Quote the lines below word for word, leaving out the pictures.

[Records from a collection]
----------
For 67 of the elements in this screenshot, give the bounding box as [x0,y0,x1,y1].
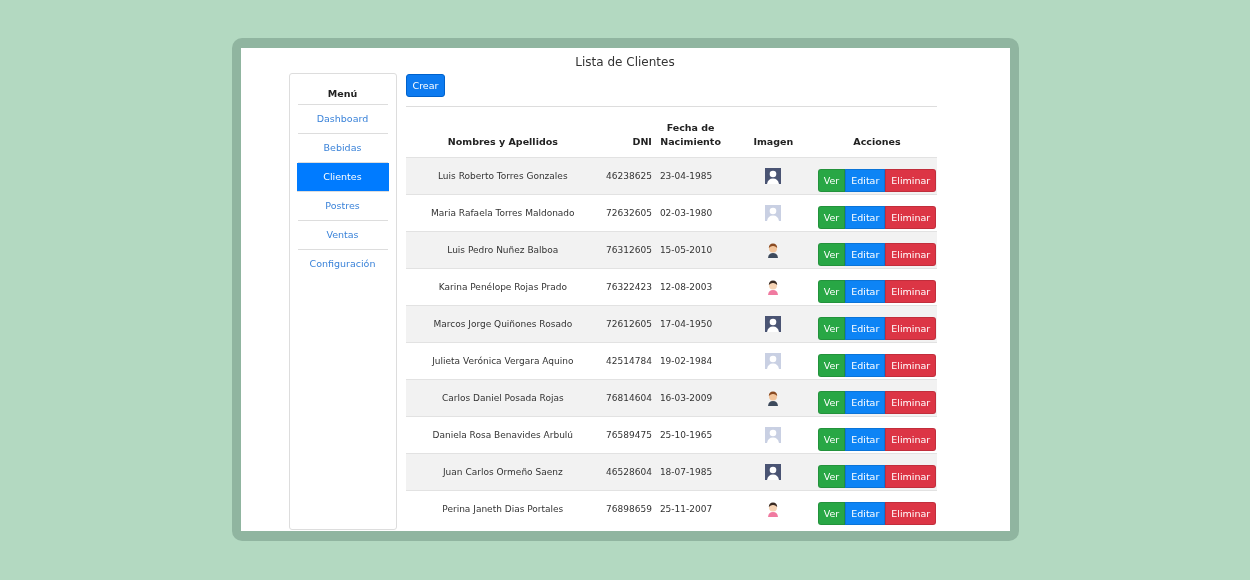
table-cell: 17-04-1950 [651,305,730,343]
table-cell: 46528604 [600,453,652,491]
create-button[interactable]: Crear [405,74,446,97]
action-button[interactable]: Editar [845,501,886,525]
table-cell: Luis Roberto Torres Gonzales [405,157,601,195]
action-button[interactable]: Ver [817,316,846,340]
action-button[interactable]: Editar [845,316,886,340]
action-button[interactable]: Ver [817,427,846,451]
page-title: Lista de Clientes [574,54,676,71]
action-button[interactable]: Eliminar [885,279,937,303]
action-button[interactable]: Editar [845,464,886,488]
action-button[interactable]: Eliminar [885,205,937,229]
action-button[interactable]: Editar [845,427,886,451]
action-button[interactable]: Ver [817,242,846,266]
action-button[interactable]: Eliminar [885,353,937,377]
action-button[interactable]: Eliminar [885,464,937,488]
table-cell: 18-07-1985 [651,453,730,491]
table-cell: 23-04-1985 [651,157,730,195]
avatar-icon [765,427,782,443]
action-button[interactable]: Editar [845,353,886,377]
avatar-icon [765,168,782,184]
action-button[interactable]: Ver [817,390,846,414]
action-button[interactable]: Eliminar [885,168,937,192]
avatar-icon [765,316,782,332]
action-button[interactable]: Eliminar [885,427,937,451]
action-button[interactable]: Ver [817,464,846,488]
table-cell: Luis Pedro Nuñez Balboa [405,231,601,269]
column-header: Fecha de Nacimiento [651,106,730,158]
sidebar-item[interactable]: Clientes [296,163,389,192]
column-header: Imagen [729,106,818,158]
sidebar-item[interactable]: Ventas [297,221,388,250]
table-cell: Perina Janeth Dias Portales [405,490,601,527]
avatar-icon [765,205,782,221]
avatar-icon [765,464,782,480]
table-cell: 72612605 [600,305,652,343]
menu-heading: Menú [297,74,388,105]
table-cell: 76312605 [600,231,652,269]
action-button[interactable]: Editar [845,242,886,266]
action-button[interactable]: Ver [817,279,846,303]
table-cell: 76814604 [600,379,652,417]
sidebar-item[interactable]: Postres [297,192,388,221]
action-button[interactable]: Editar [845,205,886,229]
table-cell: 16-03-2009 [651,379,730,417]
sidebar-item[interactable]: Dashboard [297,105,388,134]
table-cell: 76898659 [600,490,652,527]
action-button[interactable]: Editar [845,168,886,192]
avatar-icon [765,353,782,369]
column-header: DNI [600,106,652,158]
sidebar-item[interactable]: Configuración [297,250,388,278]
table-cell: 15-05-2010 [651,231,730,269]
column-header: Nombres y Apellidos [405,106,601,158]
table-cell: Carlos Daniel Posada Rojas [405,379,601,417]
action-button[interactable]: Editar [845,390,886,414]
table-cell: 25-11-2007 [651,490,730,527]
action-button[interactable]: Editar [845,279,886,303]
action-button[interactable]: Eliminar [885,316,937,340]
action-button[interactable]: Eliminar [885,242,937,266]
table-cell: Juan Carlos Ormeño Saenz [405,453,601,491]
action-button[interactable]: Eliminar [885,501,937,525]
table-cell: 46238625 [600,157,652,195]
column-header: Acciones [817,106,937,158]
action-button[interactable]: Ver [817,501,846,525]
action-button[interactable]: Ver [817,205,846,229]
action-button[interactable]: Ver [817,168,846,192]
action-button[interactable]: Ver [817,353,846,377]
table-cell: Marcos Jorge Quiñones Rosado [405,305,601,343]
action-button[interactable]: Eliminar [885,390,937,414]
----------
Worked solution:
For 67 of the elements in this screenshot, give the bounding box as [x0,y0,x1,y1].
table-cell: 17-04-1950 [651,305,730,343]
table-cell: 46528604 [600,453,652,491]
create-button[interactable]: Crear [405,74,446,97]
action-button[interactable]: Editar [845,501,886,525]
table-cell: Luis Roberto Torres Gonzales [405,157,601,195]
action-button[interactable]: Ver [817,316,846,340]
action-button[interactable]: Editar [845,316,886,340]
action-button[interactable]: Ver [817,427,846,451]
page-title: Lista de Clientes [574,54,676,71]
action-button[interactable]: Eliminar [885,279,937,303]
action-button[interactable]: Editar [845,464,886,488]
action-button[interactable]: Eliminar [885,205,937,229]
action-button[interactable]: Editar [845,427,886,451]
action-button[interactable]: Ver [817,242,846,266]
action-button[interactable]: Eliminar [885,353,937,377]
action-button[interactable]: Eliminar [885,464,937,488]
table-cell: 18-07-1985 [651,453,730,491]
table-cell: 23-04-1985 [651,157,730,195]
avatar-icon [765,427,782,443]
action-button[interactable]: Editar [845,353,886,377]
avatar-icon [765,168,782,184]
action-button[interactable]: Ver [817,390,846,414]
action-button[interactable]: Eliminar [885,168,937,192]
avatar-icon [765,316,782,332]
action-button[interactable]: Eliminar [885,427,937,451]
action-button[interactable]: Ver [817,464,846,488]
table-cell: Luis Pedro Nuñez Balboa [405,231,601,269]
column-header: Fecha de Nacimiento [651,106,730,158]
sidebar-item[interactable]: Clientes [296,163,389,192]
column-header: Imagen [729,106,818,158]
sidebar-item[interactable]: Ventas [297,221,388,250]
table-cell: Perina Janeth Dias Portales [405,490,601,527]
avatar-icon [765,205,782,221]
avatar-icon [765,464,782,480]
table-cell: 72612605 [600,305,652,343]
menu-heading: Menú [297,74,388,105]
table-cell: 76312605 [600,231,652,269]
action-button[interactable]: Editar [845,242,886,266]
action-button[interactable]: Ver [817,279,846,303]
table-cell: 76814604 [600,379,652,417]
sidebar-item[interactable]: Postres [297,192,388,221]
action-button[interactable]: Editar [845,205,886,229]
table-cell: 16-03-2009 [651,379,730,417]
sidebar-item[interactable]: Dashboard [297,105,388,134]
table-cell: 76898659 [600,490,652,527]
action-button[interactable]: Editar [845,168,886,192]
avatar-icon [765,353,782,369]
column-header: DNI [600,106,652,158]
sidebar-item[interactable]: Configuración [297,250,388,278]
table-cell: 15-05-2010 [651,231,730,269]
column-header: Nombres y Apellidos [405,106,601,158]
table-cell: Carlos Daniel Posada Rojas [405,379,601,417]
action-button[interactable]: Editar [845,390,886,414]
table-cell: 25-11-2007 [651,490,730,527]
action-button[interactable]: Editar [845,279,886,303]
action-button[interactable]: Eliminar [885,316,937,340]
action-button[interactable]: Eliminar [885,242,937,266]
table-cell: Juan Carlos Ormeño Saenz [405,453,601,491]
action-button[interactable]: Eliminar [885,501,937,525]
table-cell: 46238625 [600,157,652,195]
column-header: Acciones [817,106,937,158]
action-button[interactable]: Ver [817,501,846,525]
action-button[interactable]: Ver [817,205,846,229]
action-button[interactable]: Ver [817,168,846,192]
action-button[interactable]: Ver [817,353,846,377]
table-cell: Marcos Jorge Quiñones Rosado [405,305,601,343]
action-button[interactable]: Eliminar [885,390,937,414]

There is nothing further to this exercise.